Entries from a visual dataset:

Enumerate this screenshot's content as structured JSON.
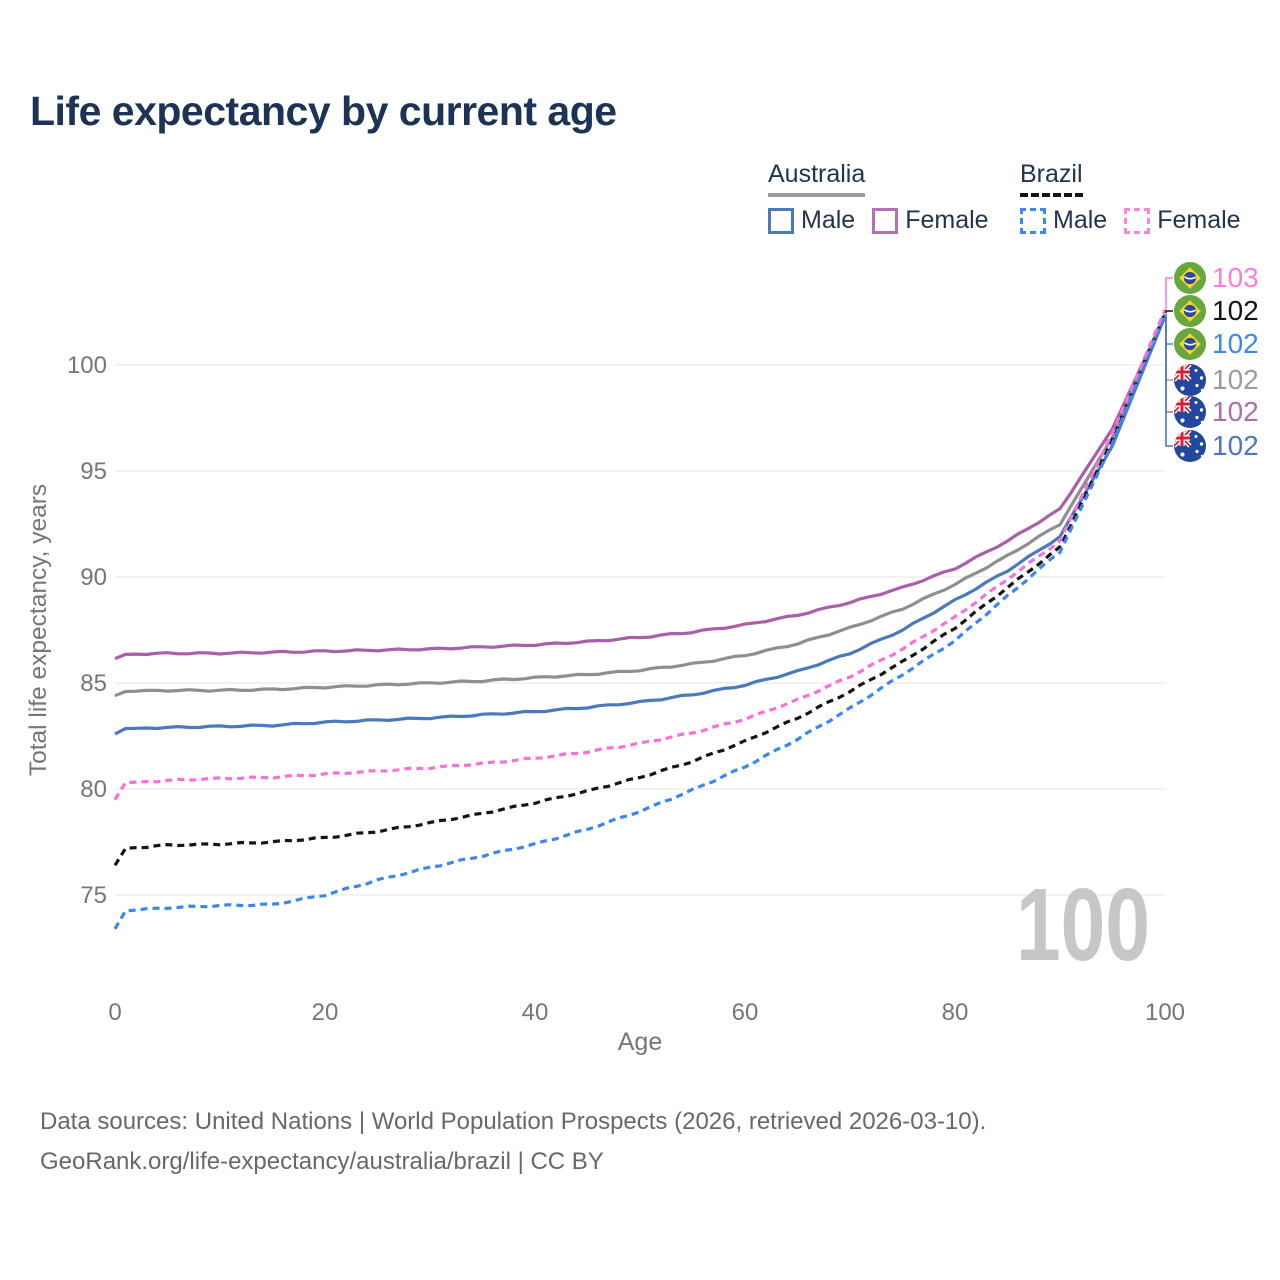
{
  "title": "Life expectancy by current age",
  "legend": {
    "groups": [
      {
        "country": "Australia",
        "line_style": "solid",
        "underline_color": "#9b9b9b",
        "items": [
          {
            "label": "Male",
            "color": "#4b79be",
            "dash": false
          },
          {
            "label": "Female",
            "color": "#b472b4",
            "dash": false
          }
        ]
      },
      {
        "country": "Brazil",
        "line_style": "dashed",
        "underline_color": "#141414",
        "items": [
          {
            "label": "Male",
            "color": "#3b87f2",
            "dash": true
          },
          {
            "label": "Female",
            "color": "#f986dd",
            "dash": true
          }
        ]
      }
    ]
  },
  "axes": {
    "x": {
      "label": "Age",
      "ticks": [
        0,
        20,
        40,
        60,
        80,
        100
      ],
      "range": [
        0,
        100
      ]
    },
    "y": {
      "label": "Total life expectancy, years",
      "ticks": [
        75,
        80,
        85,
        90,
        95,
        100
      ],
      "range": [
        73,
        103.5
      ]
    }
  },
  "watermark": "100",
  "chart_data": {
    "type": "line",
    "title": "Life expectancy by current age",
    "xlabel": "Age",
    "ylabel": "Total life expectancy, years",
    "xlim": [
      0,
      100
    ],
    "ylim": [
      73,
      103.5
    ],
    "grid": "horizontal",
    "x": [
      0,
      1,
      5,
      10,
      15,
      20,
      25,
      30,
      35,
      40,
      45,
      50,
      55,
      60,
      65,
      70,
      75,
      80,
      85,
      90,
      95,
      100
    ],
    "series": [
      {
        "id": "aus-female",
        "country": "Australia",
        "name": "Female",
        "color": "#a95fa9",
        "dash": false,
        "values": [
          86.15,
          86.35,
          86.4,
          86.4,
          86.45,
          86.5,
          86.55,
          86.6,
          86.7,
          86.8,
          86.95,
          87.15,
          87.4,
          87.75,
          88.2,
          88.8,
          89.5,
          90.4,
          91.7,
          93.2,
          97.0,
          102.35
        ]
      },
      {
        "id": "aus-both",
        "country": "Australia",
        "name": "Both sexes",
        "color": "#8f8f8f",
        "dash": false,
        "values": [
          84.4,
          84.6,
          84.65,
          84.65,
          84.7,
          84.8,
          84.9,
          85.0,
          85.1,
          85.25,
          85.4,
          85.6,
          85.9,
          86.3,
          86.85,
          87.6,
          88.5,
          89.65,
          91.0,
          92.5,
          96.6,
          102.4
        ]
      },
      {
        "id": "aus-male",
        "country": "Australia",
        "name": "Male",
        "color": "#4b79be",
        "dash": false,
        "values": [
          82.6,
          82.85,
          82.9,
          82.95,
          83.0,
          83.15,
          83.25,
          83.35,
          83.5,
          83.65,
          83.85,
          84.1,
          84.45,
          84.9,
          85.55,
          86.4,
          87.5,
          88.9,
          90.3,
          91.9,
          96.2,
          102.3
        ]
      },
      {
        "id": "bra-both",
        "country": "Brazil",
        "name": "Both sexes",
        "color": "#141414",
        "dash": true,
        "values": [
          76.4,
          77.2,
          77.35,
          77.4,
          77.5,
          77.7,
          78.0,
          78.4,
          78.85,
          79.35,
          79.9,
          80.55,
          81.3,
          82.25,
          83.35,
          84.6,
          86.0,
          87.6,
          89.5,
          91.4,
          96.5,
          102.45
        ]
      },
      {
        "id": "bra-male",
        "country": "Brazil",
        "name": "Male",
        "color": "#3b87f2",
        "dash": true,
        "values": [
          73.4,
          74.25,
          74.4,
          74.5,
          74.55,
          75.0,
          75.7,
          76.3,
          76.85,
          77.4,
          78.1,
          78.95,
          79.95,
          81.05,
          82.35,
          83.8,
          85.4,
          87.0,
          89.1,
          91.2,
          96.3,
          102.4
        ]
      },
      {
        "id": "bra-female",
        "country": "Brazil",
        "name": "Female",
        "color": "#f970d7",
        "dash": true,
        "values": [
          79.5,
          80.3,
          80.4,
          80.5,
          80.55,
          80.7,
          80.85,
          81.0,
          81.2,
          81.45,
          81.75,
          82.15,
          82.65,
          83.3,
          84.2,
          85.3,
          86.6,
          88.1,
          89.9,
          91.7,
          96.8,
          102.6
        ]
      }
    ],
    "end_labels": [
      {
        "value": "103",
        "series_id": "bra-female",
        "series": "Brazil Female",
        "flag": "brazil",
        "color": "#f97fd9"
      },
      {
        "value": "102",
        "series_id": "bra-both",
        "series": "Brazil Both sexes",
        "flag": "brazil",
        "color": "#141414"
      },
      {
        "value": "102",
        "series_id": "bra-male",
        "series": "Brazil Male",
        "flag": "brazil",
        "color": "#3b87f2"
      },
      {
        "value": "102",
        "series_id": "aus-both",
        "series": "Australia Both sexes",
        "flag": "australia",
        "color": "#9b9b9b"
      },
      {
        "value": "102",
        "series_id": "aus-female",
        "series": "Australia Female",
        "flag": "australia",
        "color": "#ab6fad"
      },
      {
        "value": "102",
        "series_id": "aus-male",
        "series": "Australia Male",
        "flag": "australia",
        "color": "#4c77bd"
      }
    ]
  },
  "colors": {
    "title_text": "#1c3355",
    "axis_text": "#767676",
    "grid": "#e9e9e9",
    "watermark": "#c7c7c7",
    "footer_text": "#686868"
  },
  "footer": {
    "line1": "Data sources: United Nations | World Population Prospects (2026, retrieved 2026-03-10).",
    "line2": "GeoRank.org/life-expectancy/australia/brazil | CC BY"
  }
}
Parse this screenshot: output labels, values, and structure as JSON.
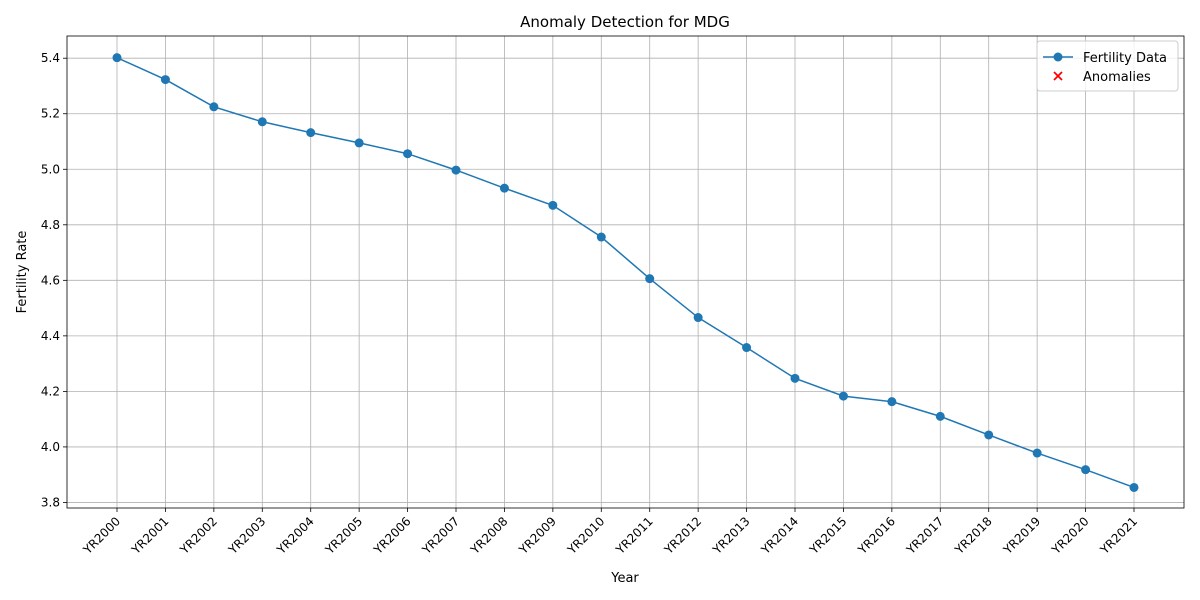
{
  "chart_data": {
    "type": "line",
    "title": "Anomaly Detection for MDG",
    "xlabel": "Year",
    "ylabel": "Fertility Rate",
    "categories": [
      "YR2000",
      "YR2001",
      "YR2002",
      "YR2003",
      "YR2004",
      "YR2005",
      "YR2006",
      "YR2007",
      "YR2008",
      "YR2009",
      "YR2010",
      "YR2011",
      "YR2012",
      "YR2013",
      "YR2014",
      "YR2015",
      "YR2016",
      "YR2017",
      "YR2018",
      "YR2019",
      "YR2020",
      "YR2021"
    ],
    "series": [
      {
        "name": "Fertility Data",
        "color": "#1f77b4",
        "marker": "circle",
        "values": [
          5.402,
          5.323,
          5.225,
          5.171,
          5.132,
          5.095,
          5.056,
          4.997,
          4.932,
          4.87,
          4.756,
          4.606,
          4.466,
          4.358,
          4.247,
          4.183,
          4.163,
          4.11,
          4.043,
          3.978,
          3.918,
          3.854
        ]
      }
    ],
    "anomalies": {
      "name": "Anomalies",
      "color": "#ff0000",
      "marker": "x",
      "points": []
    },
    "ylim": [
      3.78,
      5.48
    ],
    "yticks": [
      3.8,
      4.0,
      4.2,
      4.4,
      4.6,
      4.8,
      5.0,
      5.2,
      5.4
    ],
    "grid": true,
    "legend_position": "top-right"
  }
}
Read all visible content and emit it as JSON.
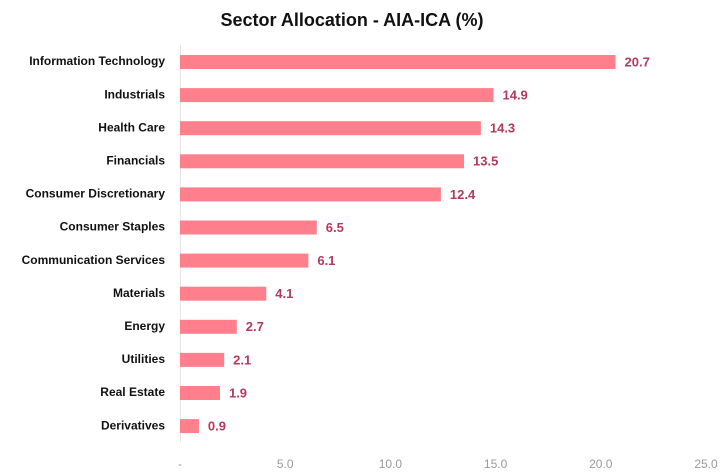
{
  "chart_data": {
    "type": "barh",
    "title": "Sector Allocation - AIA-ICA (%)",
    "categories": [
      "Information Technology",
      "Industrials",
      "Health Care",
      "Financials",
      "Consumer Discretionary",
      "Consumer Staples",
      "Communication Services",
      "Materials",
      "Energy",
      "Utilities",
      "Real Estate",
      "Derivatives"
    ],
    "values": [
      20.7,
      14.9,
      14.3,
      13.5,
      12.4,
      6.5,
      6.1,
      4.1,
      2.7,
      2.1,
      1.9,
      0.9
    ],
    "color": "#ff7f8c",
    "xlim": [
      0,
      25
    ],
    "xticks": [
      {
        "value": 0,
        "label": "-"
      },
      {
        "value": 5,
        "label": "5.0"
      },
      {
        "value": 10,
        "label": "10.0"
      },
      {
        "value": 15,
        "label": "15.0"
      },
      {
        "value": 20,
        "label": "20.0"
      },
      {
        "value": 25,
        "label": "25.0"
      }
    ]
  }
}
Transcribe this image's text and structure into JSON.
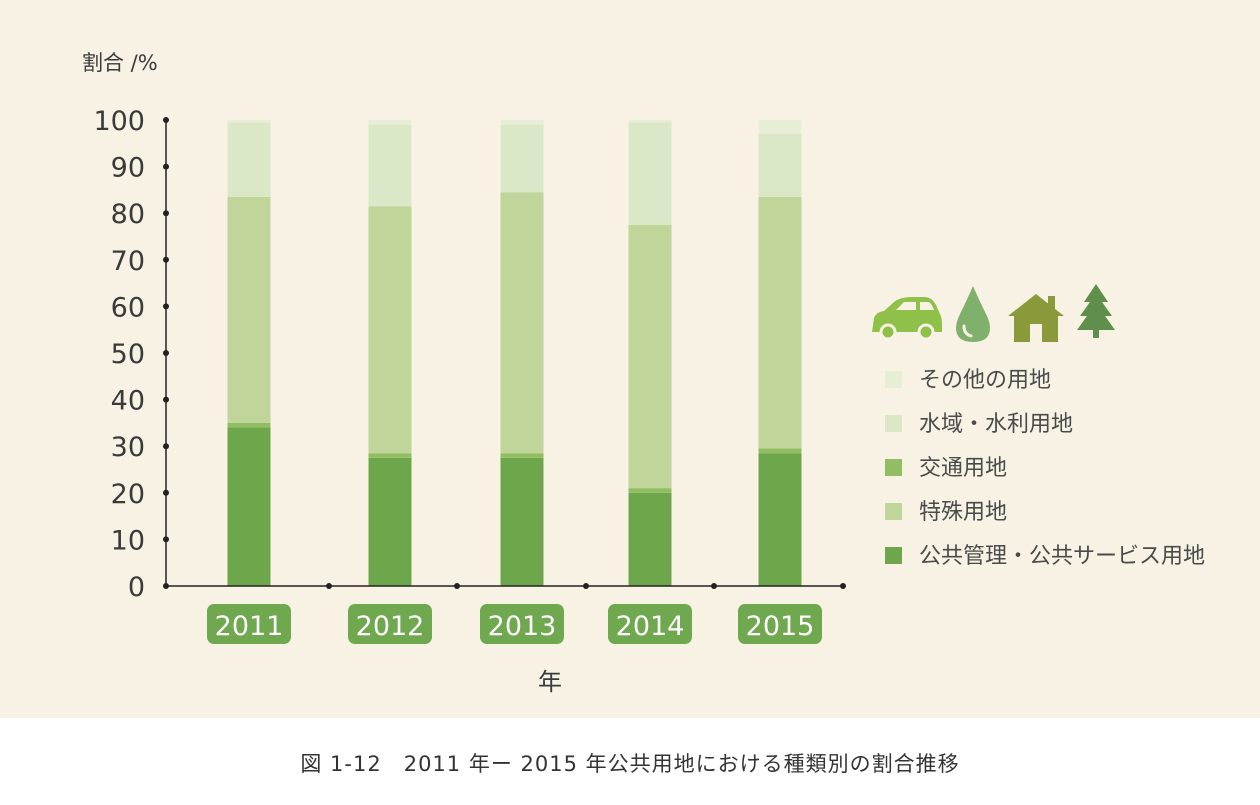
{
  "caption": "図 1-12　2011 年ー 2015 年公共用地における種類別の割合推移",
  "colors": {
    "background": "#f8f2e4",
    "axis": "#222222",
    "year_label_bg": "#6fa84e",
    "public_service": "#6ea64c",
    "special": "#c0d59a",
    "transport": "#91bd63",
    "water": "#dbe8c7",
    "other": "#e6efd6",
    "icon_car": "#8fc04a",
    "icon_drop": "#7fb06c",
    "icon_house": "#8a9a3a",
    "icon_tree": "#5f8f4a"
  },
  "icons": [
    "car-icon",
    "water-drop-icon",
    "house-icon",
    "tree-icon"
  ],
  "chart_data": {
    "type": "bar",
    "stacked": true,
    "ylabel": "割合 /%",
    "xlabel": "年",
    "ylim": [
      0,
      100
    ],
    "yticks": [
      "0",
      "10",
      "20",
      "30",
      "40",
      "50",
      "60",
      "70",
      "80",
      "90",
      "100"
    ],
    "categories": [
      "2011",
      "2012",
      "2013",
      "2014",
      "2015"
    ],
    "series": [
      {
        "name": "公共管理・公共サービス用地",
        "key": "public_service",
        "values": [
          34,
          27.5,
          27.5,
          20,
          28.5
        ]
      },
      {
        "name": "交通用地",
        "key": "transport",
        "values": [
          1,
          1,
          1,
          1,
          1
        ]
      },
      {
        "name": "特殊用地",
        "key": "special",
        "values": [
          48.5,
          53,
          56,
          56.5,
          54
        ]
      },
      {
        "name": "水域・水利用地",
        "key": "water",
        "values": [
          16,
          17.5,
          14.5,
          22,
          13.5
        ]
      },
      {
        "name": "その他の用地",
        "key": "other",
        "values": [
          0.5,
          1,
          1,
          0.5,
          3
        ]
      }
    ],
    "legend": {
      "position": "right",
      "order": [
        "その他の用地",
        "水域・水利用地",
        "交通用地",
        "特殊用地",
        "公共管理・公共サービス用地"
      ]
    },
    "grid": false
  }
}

> **REQUIREMENT**: Which lines contain the word "ylabel"? Copy each one.

> **SOLVED PROBLEM**:
    "ylabel": "Total life expectancy, years",
    "ylabel": "Fertility Rate",
    "ylabel": "割合 /%",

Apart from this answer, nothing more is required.